## What is being asked
Read the data and repeat all of it exactly.

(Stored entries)
• • • •

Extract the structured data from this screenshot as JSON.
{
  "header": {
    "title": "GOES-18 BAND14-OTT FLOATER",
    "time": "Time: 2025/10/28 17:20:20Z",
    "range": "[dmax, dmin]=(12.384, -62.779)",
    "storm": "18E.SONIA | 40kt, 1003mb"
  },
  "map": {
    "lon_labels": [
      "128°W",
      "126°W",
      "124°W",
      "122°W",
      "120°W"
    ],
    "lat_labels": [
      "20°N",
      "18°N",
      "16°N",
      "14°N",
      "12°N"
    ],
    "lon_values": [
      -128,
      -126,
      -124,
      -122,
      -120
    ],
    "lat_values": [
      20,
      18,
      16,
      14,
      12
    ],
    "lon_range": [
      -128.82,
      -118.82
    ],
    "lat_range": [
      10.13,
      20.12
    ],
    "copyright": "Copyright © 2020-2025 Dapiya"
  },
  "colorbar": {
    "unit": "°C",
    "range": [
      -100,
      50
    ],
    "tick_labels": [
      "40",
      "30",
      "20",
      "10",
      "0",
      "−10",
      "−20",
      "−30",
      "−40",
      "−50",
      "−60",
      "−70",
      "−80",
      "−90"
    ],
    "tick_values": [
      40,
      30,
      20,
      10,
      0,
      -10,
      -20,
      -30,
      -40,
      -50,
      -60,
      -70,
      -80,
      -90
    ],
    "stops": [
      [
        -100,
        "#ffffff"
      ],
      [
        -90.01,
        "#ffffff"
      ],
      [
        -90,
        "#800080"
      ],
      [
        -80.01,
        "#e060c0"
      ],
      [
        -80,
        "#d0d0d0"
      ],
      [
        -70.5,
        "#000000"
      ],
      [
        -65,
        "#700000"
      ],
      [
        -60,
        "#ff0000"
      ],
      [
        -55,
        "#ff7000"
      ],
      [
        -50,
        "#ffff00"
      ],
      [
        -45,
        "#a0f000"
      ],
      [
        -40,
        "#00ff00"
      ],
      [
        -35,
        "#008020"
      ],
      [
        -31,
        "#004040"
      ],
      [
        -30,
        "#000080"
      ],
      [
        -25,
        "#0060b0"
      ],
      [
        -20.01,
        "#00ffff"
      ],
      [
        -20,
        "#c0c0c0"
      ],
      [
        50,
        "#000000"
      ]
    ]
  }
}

• • • •

## Problem solution
Extract the structured data from this screenshot as JSON.
{
  "header": {
    "title": "GOES-18 BAND14-OTT FLOATER",
    "time": "Time: 2025/10/28 17:20:20Z",
    "range": "[dmax, dmin]=(12.384, -62.779)",
    "storm": "18E.SONIA | 40kt, 1003mb"
  },
  "map": {
    "lon_labels": [
      "128°W",
      "126°W",
      "124°W",
      "122°W",
      "120°W"
    ],
    "lat_labels": [
      "20°N",
      "18°N",
      "16°N",
      "14°N",
      "12°N"
    ],
    "lon_values": [
      -128,
      -126,
      -124,
      -122,
      -120
    ],
    "lat_values": [
      20,
      18,
      16,
      14,
      12
    ],
    "lon_range": [
      -128.82,
      -118.82
    ],
    "lat_range": [
      10.13,
      20.12
    ],
    "copyright": "Copyright © 2020-2025 Dapiya"
  },
  "colorbar": {
    "unit": "°C",
    "range": [
      -100,
      50
    ],
    "tick_labels": [
      "40",
      "30",
      "20",
      "10",
      "0",
      "−10",
      "−20",
      "−30",
      "−40",
      "−50",
      "−60",
      "−70",
      "−80",
      "−90"
    ],
    "tick_values": [
      40,
      30,
      20,
      10,
      0,
      -10,
      -20,
      -30,
      -40,
      -50,
      -60,
      -70,
      -80,
      -90
    ],
    "stops": [
      [
        -100,
        "#ffffff"
      ],
      [
        -90.01,
        "#ffffff"
      ],
      [
        -90,
        "#800080"
      ],
      [
        -80.01,
        "#e060c0"
      ],
      [
        -80,
        "#d0d0d0"
      ],
      [
        -70.5,
        "#000000"
      ],
      [
        -65,
        "#700000"
      ],
      [
        -60,
        "#ff0000"
      ],
      [
        -55,
        "#ff7000"
      ],
      [
        -50,
        "#ffff00"
      ],
      [
        -45,
        "#a0f000"
      ],
      [
        -40,
        "#00ff00"
      ],
      [
        -35,
        "#008020"
      ],
      [
        -31,
        "#004040"
      ],
      [
        -30,
        "#000080"
      ],
      [
        -25,
        "#0060b0"
      ],
      [
        -20.01,
        "#00ffff"
      ],
      [
        -20,
        "#c0c0c0"
      ],
      [
        50,
        "#000000"
      ]
    ]
  }
}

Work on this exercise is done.